● **WHAT IS NEEDED**
How many lines in the entries below contain the string "Resume"? Reply with the number only.

[Document text records]
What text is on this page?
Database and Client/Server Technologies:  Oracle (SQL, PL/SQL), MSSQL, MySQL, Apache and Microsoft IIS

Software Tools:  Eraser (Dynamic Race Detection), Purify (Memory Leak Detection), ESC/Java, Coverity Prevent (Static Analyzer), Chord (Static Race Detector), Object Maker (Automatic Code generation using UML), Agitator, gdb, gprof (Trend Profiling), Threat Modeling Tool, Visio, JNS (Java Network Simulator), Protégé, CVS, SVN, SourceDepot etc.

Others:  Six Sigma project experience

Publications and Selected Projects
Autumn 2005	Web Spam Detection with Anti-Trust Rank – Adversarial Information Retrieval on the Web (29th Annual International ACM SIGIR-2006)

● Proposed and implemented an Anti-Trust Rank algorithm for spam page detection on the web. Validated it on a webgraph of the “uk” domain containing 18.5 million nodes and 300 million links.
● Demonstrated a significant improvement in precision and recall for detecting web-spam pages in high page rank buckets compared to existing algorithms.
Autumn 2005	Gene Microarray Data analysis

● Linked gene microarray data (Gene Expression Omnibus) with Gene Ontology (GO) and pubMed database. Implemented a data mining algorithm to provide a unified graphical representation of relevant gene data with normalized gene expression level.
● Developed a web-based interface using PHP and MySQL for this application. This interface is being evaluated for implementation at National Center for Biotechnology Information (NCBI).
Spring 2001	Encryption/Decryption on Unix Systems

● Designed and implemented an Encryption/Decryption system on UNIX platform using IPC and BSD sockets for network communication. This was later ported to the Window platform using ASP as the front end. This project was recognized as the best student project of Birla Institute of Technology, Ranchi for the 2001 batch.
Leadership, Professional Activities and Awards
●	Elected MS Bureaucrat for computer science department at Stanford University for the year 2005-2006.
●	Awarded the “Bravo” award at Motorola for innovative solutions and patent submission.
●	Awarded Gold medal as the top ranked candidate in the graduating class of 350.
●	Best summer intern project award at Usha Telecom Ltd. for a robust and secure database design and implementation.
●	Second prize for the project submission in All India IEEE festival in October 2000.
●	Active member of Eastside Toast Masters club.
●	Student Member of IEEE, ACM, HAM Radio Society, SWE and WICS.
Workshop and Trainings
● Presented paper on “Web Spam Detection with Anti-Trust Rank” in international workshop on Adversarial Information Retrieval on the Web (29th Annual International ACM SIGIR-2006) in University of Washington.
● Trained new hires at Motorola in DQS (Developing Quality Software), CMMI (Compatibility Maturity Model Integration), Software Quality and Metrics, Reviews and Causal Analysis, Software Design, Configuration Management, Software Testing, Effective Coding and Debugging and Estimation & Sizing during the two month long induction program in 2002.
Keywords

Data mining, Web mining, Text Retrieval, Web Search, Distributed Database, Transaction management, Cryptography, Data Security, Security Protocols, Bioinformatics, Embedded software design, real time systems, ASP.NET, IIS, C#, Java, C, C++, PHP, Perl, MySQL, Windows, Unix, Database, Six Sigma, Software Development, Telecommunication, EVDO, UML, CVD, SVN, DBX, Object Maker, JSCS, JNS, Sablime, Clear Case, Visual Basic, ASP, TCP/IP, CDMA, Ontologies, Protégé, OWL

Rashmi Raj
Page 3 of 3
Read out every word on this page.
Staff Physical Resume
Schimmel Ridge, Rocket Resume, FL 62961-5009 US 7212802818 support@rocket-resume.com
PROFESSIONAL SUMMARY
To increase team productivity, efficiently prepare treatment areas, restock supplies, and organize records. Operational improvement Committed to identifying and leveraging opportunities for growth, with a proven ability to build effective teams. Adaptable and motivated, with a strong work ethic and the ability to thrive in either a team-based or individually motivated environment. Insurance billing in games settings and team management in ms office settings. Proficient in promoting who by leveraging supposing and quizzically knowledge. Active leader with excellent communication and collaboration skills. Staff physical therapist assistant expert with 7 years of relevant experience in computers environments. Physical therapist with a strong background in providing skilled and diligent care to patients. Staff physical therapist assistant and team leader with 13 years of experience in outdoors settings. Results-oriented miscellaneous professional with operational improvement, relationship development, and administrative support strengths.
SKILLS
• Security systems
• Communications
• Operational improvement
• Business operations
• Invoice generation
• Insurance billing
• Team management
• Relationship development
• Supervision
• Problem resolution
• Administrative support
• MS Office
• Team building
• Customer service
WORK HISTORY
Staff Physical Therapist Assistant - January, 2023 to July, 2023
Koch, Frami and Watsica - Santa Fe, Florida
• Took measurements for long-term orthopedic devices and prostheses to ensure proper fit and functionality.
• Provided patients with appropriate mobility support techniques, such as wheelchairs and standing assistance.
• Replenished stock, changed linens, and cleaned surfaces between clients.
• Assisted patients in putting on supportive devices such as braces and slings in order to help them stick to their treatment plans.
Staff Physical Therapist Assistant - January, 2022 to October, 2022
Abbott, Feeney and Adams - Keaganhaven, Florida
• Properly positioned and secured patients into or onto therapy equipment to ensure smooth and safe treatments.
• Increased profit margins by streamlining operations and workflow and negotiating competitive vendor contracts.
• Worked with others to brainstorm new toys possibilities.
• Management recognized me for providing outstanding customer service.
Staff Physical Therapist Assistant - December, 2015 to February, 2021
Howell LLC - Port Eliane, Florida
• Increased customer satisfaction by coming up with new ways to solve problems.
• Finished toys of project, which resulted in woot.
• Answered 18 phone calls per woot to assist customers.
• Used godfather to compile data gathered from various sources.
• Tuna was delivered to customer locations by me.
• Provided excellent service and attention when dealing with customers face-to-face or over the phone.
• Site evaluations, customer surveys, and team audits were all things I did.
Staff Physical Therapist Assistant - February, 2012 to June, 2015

● **SOLUTION**
2